▸ **What this task involves**
Repeat the whole listing exactly.

——————————

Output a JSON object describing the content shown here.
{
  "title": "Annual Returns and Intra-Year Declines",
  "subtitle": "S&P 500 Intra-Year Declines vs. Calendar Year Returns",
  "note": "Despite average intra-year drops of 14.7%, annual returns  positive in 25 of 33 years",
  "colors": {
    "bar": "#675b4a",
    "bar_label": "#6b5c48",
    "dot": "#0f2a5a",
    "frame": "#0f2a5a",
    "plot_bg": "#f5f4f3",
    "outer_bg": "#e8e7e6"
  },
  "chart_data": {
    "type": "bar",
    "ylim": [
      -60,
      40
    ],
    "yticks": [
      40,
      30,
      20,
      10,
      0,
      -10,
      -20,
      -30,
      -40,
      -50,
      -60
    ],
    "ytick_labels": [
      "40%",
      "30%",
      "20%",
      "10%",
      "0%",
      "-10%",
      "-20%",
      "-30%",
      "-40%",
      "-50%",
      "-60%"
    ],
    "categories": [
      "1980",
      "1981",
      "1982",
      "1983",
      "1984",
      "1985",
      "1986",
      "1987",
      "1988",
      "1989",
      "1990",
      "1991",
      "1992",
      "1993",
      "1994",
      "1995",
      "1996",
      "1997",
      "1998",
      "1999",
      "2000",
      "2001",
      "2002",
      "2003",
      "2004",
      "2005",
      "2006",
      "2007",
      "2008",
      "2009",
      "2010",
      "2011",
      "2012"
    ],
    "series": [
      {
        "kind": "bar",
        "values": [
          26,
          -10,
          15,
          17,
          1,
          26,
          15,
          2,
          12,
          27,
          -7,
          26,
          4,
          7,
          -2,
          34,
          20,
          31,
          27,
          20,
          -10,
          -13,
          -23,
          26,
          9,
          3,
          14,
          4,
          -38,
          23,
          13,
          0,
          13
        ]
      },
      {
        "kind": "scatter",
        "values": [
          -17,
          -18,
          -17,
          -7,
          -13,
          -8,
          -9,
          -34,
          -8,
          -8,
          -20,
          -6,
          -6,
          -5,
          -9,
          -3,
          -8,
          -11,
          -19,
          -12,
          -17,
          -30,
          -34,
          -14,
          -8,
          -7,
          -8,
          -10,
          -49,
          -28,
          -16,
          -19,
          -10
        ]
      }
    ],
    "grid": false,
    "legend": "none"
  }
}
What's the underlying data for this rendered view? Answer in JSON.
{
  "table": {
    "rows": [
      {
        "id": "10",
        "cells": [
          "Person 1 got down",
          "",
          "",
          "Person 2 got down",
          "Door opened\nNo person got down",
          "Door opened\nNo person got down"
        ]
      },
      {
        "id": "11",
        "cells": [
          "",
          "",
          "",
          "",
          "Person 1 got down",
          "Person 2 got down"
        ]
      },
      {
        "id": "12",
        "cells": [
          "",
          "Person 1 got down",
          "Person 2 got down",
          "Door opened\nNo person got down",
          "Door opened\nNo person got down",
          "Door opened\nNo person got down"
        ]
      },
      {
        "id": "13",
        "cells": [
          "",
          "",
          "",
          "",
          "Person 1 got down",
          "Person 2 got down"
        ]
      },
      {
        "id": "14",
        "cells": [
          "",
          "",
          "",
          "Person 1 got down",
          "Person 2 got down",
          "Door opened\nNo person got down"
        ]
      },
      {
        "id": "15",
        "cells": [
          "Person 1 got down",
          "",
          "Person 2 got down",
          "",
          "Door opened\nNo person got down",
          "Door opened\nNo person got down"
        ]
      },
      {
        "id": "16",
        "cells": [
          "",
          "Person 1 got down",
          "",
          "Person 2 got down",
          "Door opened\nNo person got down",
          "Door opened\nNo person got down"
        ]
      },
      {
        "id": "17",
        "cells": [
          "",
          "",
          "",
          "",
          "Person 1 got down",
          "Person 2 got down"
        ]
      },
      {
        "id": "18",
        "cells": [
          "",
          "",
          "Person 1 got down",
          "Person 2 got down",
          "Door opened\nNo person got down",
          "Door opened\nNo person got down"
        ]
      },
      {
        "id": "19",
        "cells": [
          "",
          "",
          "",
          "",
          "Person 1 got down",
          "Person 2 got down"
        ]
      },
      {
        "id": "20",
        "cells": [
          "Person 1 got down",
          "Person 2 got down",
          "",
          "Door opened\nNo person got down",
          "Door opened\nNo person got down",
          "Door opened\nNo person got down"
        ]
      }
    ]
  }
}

——————————

▸ **Right answer**
Output a JSON object describing the content shown here.
{
  "title": "Annual Returns and Intra-Year Declines",
  "subtitle": "S&P 500 Intra-Year Declines vs. Calendar Year Returns",
  "note": "Despite average intra-year drops of 14.7%, annual returns  positive in 25 of 33 years",
  "colors": {
    "bar": "#675b4a",
    "bar_label": "#6b5c48",
    "dot": "#0f2a5a",
    "frame": "#0f2a5a",
    "plot_bg": "#f5f4f3",
    "outer_bg": "#e8e7e6"
  },
  "chart_data": {
    "type": "bar",
    "ylim": [
      -60,
      40
    ],
    "yticks": [
      40,
      30,
      20,
      10,
      0,
      -10,
      -20,
      -30,
      -40,
      -50,
      -60
    ],
    "ytick_labels": [
      "40%",
      "30%",
      "20%",
      "10%",
      "0%",
      "-10%",
      "-20%",
      "-30%",
      "-40%",
      "-50%",
      "-60%"
    ],
    "categories": [
      "1980",
      "1981",
      "1982",
      "1983",
      "1984",
      "1985",
      "1986",
      "1987",
      "1988",
      "1989",
      "1990",
      "1991",
      "1992",
      "1993",
      "1994",
      "1995",
      "1996",
      "1997",
      "1998",
      "1999",
      "2000",
      "2001",
      "2002",
      "2003",
      "2004",
      "2005",
      "2006",
      "2007",
      "2008",
      "2009",
      "2010",
      "2011",
      "2012"
    ],
    "series": [
      {
        "kind": "bar",
        "values": [
          26,
          -10,
          15,
          17,
          1,
          26,
          15,
          2,
          12,
          27,
          -7,
          26,
          4,
          7,
          -2,
          34,
          20,
          31,
          27,
          20,
          -10,
          -13,
          -23,
          26,
          9,
          3,
          14,
          4,
          -38,
          23,
          13,
          0,
          13
        ]
      },
      {
        "kind": "scatter",
        "values": [
          -17,
          -18,
          -17,
          -7,
          -13,
          -8,
          -9,
          -34,
          -8,
          -8,
          -20,
          -6,
          -6,
          -5,
          -9,
          -3,
          -8,
          -11,
          -19,
          -12,
          -17,
          -30,
          -34,
          -14,
          -8,
          -7,
          -8,
          -10,
          -49,
          -28,
          -16,
          -19,
          -10
        ]
      }
    ],
    "grid": false,
    "legend": "none"
  }
}
What's the underlying data for this rendered view? Answer in JSON.
{
  "table": {
    "rows": [
      {
        "id": "10",
        "cells": [
          "Person 1 got down",
          "",
          "",
          "Person 2 got down",
          "Door opened\nNo person got down",
          "Door opened\nNo person got down"
        ]
      },
      {
        "id": "11",
        "cells": [
          "",
          "",
          "",
          "",
          "Person 1 got down",
          "Person 2 got down"
        ]
      },
      {
        "id": "12",
        "cells": [
          "",
          "Person 1 got down",
          "Person 2 got down",
          "Door opened\nNo person got down",
          "Door opened\nNo person got down",
          "Door opened\nNo person got down"
        ]
      },
      {
        "id": "13",
        "cells": [
          "",
          "",
          "",
          "",
          "Person 1 got down",
          "Person 2 got down"
        ]
      },
      {
        "id": "14",
        "cells": [
          "",
          "",
          "",
          "Person 1 got down",
          "Person 2 got down",
          "Door opened\nNo person got down"
        ]
      },
      {
        "id": "15",
        "cells": [
          "Person 1 got down",
          "",
          "Person 2 got down",
          "",
          "Door opened\nNo person got down",
          "Door opened\nNo person got down"
        ]
      },
      {
        "id": "16",
        "cells": [
          "",
          "Person 1 got down",
          "",
          "Person 2 got down",
          "Door opened\nNo person got down",
          "Door opened\nNo person got down"
        ]
      },
      {
        "id": "17",
        "cells": [
          "",
          "",
          "",
          "",
          "Person 1 got down",
          "Person 2 got down"
        ]
      },
      {
        "id": "18",
        "cells": [
          "",
          "",
          "Person 1 got down",
          "Person 2 got down",
          "Door opened\nNo person got down",
          "Door opened\nNo person got down"
        ]
      },
      {
        "id": "19",
        "cells": [
          "",
          "",
          "",
          "",
          "Person 1 got down",
          "Person 2 got down"
        ]
      },
      {
        "id": "20",
        "cells": [
          "Person 1 got down",
          "Person 2 got down",
          "",
          "Door opened\nNo person got down",
          "Door opened\nNo person got down",
          "Door opened\nNo person got down"
        ]
      }
    ]
  }
}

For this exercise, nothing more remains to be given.